Element position data
^^^^
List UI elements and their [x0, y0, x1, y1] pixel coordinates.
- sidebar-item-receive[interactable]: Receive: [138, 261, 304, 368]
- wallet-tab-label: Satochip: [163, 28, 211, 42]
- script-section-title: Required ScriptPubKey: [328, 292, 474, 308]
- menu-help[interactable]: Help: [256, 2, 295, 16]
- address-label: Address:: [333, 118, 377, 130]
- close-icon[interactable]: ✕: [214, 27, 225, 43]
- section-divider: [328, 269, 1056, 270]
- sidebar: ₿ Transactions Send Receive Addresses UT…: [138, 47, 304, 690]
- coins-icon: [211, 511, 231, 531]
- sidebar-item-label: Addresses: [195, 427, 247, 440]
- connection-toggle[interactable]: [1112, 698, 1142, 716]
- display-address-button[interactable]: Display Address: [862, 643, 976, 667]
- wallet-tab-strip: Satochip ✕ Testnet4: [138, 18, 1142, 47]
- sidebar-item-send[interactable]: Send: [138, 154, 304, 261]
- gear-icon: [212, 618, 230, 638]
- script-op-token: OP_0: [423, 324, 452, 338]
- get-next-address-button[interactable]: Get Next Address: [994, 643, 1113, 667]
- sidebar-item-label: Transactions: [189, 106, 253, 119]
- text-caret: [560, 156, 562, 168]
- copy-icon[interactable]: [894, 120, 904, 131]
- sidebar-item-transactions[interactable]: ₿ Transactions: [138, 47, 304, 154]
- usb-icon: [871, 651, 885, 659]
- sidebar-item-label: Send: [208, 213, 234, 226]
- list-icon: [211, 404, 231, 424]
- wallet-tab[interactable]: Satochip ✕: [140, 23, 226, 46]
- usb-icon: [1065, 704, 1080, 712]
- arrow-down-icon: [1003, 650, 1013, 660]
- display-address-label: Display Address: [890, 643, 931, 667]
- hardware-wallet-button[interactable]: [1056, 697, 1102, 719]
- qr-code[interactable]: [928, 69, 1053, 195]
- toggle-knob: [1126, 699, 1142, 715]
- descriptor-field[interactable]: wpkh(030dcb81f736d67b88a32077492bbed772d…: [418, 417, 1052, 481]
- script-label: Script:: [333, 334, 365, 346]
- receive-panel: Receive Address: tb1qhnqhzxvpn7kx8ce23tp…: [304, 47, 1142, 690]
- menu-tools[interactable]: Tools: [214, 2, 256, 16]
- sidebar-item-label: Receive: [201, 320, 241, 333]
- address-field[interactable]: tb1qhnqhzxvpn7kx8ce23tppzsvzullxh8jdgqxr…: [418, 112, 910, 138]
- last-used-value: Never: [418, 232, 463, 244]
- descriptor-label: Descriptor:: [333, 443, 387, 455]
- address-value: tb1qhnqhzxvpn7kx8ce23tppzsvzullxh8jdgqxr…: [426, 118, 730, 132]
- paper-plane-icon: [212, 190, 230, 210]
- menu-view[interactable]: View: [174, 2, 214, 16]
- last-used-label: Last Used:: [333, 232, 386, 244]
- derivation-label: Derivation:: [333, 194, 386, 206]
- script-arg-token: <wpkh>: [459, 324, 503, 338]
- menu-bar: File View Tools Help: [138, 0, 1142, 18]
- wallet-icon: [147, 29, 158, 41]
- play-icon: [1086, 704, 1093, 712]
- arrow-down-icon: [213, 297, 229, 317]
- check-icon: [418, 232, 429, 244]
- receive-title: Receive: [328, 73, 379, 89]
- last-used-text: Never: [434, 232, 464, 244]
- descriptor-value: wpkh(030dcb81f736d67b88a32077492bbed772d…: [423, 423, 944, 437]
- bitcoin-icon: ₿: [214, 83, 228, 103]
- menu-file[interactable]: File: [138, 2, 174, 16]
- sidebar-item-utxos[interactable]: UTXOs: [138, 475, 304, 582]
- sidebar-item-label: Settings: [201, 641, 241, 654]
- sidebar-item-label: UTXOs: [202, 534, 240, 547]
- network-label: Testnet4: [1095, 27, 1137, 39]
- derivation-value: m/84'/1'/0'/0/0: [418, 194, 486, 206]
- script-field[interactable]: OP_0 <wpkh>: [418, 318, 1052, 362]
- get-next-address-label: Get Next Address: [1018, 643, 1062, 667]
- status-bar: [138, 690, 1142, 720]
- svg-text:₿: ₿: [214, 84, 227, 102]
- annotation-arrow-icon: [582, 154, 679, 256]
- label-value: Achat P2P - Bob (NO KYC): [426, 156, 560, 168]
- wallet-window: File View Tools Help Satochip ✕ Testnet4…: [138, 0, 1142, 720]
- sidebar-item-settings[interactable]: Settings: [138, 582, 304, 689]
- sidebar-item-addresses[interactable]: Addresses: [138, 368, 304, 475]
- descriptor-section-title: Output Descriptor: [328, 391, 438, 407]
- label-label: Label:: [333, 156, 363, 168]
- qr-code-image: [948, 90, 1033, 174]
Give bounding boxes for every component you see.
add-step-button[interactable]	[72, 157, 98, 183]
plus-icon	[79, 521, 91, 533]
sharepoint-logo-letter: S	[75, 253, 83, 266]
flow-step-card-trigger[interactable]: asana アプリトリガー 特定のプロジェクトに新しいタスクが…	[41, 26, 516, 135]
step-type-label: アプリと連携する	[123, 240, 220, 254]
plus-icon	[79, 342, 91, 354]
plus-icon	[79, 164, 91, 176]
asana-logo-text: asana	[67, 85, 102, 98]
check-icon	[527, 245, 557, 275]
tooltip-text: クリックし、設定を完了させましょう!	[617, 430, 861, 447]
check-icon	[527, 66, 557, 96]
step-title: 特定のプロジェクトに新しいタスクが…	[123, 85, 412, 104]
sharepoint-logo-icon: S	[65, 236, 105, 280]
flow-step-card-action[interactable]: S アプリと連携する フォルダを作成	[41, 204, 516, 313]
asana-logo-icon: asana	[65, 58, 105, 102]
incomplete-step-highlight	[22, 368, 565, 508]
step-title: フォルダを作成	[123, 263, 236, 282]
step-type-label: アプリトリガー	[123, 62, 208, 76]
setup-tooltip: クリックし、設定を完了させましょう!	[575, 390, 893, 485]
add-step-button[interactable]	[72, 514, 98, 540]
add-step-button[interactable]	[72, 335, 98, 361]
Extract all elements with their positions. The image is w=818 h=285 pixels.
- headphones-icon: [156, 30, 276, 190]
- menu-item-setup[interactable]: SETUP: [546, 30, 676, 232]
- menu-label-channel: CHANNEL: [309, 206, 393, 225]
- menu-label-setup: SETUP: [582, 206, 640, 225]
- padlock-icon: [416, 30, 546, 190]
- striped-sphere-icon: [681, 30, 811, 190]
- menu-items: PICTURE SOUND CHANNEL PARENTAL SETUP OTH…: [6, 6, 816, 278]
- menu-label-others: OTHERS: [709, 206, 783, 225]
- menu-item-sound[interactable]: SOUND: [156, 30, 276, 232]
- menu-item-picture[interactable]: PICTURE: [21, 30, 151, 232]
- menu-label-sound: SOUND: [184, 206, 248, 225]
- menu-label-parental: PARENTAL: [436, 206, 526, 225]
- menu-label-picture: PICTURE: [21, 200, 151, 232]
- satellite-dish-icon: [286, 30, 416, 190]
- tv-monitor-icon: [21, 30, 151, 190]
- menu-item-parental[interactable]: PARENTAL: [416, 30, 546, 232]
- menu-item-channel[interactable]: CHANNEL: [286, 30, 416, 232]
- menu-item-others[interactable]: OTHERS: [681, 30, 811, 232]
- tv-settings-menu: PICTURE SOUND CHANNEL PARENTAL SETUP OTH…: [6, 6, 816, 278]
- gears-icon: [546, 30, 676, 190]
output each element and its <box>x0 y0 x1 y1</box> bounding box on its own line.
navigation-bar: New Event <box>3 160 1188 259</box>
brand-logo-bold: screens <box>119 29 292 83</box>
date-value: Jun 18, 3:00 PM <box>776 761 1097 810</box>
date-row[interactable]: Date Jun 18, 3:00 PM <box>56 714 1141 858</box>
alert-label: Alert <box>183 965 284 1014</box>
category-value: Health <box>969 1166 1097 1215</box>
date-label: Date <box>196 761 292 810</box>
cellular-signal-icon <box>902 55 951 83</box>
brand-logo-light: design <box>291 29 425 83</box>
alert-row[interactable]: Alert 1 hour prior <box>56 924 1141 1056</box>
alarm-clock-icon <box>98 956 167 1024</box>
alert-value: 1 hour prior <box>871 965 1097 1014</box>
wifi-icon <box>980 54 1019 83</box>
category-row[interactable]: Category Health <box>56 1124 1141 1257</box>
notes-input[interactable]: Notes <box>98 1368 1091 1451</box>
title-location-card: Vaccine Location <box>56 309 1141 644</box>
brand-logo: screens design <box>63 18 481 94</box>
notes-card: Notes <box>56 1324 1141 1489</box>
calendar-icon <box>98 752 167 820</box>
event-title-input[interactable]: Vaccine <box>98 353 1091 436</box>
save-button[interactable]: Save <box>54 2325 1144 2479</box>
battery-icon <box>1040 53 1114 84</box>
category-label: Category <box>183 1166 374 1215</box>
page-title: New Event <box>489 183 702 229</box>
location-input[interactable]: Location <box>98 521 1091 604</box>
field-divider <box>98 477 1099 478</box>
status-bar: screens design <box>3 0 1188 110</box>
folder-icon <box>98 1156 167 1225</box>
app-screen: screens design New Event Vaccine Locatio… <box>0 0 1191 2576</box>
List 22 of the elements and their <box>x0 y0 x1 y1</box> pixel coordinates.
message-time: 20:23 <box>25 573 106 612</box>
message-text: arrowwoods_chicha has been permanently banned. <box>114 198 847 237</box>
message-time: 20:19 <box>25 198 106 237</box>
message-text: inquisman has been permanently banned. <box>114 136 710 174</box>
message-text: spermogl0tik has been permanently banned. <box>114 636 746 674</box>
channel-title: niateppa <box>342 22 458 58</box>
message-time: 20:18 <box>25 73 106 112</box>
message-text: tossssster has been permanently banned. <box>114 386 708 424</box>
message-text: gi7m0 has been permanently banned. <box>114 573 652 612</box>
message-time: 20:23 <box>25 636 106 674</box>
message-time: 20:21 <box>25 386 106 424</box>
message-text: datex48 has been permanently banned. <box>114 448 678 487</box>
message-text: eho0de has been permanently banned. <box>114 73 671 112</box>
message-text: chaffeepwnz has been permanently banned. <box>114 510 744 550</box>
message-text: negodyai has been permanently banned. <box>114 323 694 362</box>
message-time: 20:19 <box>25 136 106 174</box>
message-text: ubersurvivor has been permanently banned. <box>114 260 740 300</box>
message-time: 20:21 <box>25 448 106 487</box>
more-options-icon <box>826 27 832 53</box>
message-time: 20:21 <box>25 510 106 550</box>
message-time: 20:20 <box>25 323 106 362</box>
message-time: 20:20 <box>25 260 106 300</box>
^^^^
§ Written instruction:
Starting with the first line of the material above and going on through the line that contains "- close-icon[interactable]: ✕: [214, 27, 225, 43]", turn those lines into a numbered list, leaving out any blank lines.

§ Finished exercise:
1. List UI elements and their [x0, y0, x1, y1] pixel coordinates.
2. - sidebar-item-receive[interactable]: Receive: [138, 261, 304, 368]
3. - wallet-tab-label: Satochip: [163, 28, 211, 42]
4. - script-section-title: Required ScriptPubKey: [328, 292, 474, 308]
5. - menu-help[interactable]: Help: [256, 2, 295, 16]
6. - address-label: Address:: [333, 118, 377, 130]
7. - close-icon[interactable]: ✕: [214, 27, 225, 43]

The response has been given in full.